• **Excerpt from a dataset**
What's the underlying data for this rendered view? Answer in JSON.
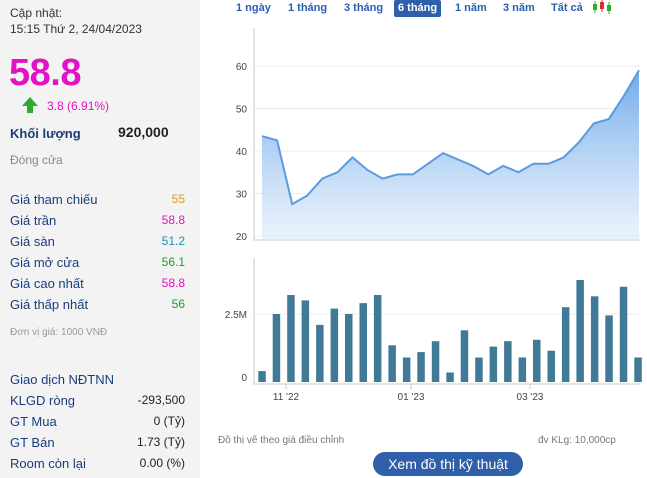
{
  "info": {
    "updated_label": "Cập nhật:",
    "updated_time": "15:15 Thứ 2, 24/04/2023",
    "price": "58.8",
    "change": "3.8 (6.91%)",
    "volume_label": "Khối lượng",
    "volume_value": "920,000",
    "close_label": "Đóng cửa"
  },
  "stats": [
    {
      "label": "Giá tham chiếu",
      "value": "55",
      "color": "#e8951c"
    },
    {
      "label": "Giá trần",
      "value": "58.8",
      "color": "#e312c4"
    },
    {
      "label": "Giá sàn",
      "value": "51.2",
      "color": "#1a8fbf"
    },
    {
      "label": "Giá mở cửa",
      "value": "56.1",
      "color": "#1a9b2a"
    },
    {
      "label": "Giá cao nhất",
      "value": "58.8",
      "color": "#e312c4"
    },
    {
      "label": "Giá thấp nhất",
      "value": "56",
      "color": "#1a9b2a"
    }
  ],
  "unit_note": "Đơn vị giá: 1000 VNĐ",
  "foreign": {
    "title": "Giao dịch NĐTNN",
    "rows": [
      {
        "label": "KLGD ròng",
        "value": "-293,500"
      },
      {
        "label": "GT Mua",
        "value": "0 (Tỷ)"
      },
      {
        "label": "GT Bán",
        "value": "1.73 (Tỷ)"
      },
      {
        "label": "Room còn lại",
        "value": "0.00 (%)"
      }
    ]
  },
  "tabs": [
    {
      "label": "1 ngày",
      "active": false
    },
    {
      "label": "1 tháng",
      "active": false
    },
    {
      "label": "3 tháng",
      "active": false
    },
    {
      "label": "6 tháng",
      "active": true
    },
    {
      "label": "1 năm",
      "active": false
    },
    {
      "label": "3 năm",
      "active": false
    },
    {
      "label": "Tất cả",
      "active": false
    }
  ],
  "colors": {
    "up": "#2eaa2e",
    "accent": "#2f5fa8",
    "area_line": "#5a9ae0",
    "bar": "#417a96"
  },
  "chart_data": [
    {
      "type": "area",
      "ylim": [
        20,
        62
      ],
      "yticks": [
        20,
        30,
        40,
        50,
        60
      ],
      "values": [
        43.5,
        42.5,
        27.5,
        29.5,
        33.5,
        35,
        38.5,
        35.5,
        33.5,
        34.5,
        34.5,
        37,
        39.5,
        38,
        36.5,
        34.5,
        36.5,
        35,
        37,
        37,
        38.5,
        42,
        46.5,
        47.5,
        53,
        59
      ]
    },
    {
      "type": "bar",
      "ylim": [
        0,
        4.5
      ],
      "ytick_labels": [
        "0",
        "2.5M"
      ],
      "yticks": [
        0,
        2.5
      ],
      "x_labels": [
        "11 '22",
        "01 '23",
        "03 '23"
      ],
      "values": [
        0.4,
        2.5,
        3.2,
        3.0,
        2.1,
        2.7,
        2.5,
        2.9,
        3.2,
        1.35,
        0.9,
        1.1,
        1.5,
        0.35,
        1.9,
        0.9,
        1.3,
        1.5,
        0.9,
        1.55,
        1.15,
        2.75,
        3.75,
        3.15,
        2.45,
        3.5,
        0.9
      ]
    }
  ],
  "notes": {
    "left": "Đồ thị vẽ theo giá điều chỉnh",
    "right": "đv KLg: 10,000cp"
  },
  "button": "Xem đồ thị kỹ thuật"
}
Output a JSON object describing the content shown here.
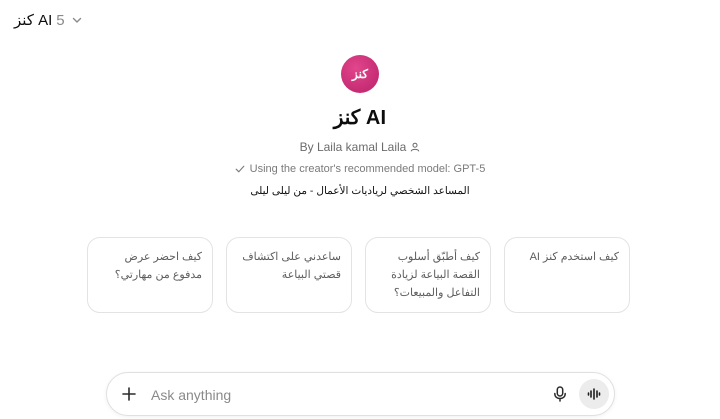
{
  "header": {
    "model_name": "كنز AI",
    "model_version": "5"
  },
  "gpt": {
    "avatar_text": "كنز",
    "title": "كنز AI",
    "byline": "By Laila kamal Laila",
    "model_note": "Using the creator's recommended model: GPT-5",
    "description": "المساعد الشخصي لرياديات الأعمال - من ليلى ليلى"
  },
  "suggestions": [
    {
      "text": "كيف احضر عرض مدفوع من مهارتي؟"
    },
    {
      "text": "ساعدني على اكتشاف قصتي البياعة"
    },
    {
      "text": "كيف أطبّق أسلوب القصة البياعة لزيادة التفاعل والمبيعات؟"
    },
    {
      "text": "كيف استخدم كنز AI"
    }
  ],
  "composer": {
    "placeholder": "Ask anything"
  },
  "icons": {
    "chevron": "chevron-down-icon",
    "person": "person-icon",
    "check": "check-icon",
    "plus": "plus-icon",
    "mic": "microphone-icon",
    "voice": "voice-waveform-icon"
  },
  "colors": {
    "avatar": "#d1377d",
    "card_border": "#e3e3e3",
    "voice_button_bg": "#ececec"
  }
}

• **WHAT YOU NEED TO DO**
Starting with the line that contains "Output a JSON", reproduce every line down to the end of the listing above, both endpoints included. Pictures stay out.

• **OUTPUT FOR THIS TASK**
Output a JSON object describing the content shown here.
{
  "header": {
    "model_name": "كنز AI",
    "model_version": "5"
  },
  "gpt": {
    "avatar_text": "كنز",
    "title": "كنز AI",
    "byline": "By Laila kamal Laila",
    "model_note": "Using the creator's recommended model: GPT-5",
    "description": "المساعد الشخصي لرياديات الأعمال - من ليلى ليلى"
  },
  "suggestions": [
    {
      "text": "كيف احضر عرض مدفوع من مهارتي؟"
    },
    {
      "text": "ساعدني على اكتشاف قصتي البياعة"
    },
    {
      "text": "كيف أطبّق أسلوب القصة البياعة لزيادة التفاعل والمبيعات؟"
    },
    {
      "text": "كيف استخدم كنز AI"
    }
  ],
  "composer": {
    "placeholder": "Ask anything"
  },
  "icons": {
    "chevron": "chevron-down-icon",
    "person": "person-icon",
    "check": "check-icon",
    "plus": "plus-icon",
    "mic": "microphone-icon",
    "voice": "voice-waveform-icon"
  },
  "colors": {
    "avatar": "#d1377d",
    "card_border": "#e3e3e3",
    "voice_button_bg": "#ececec"
  }
}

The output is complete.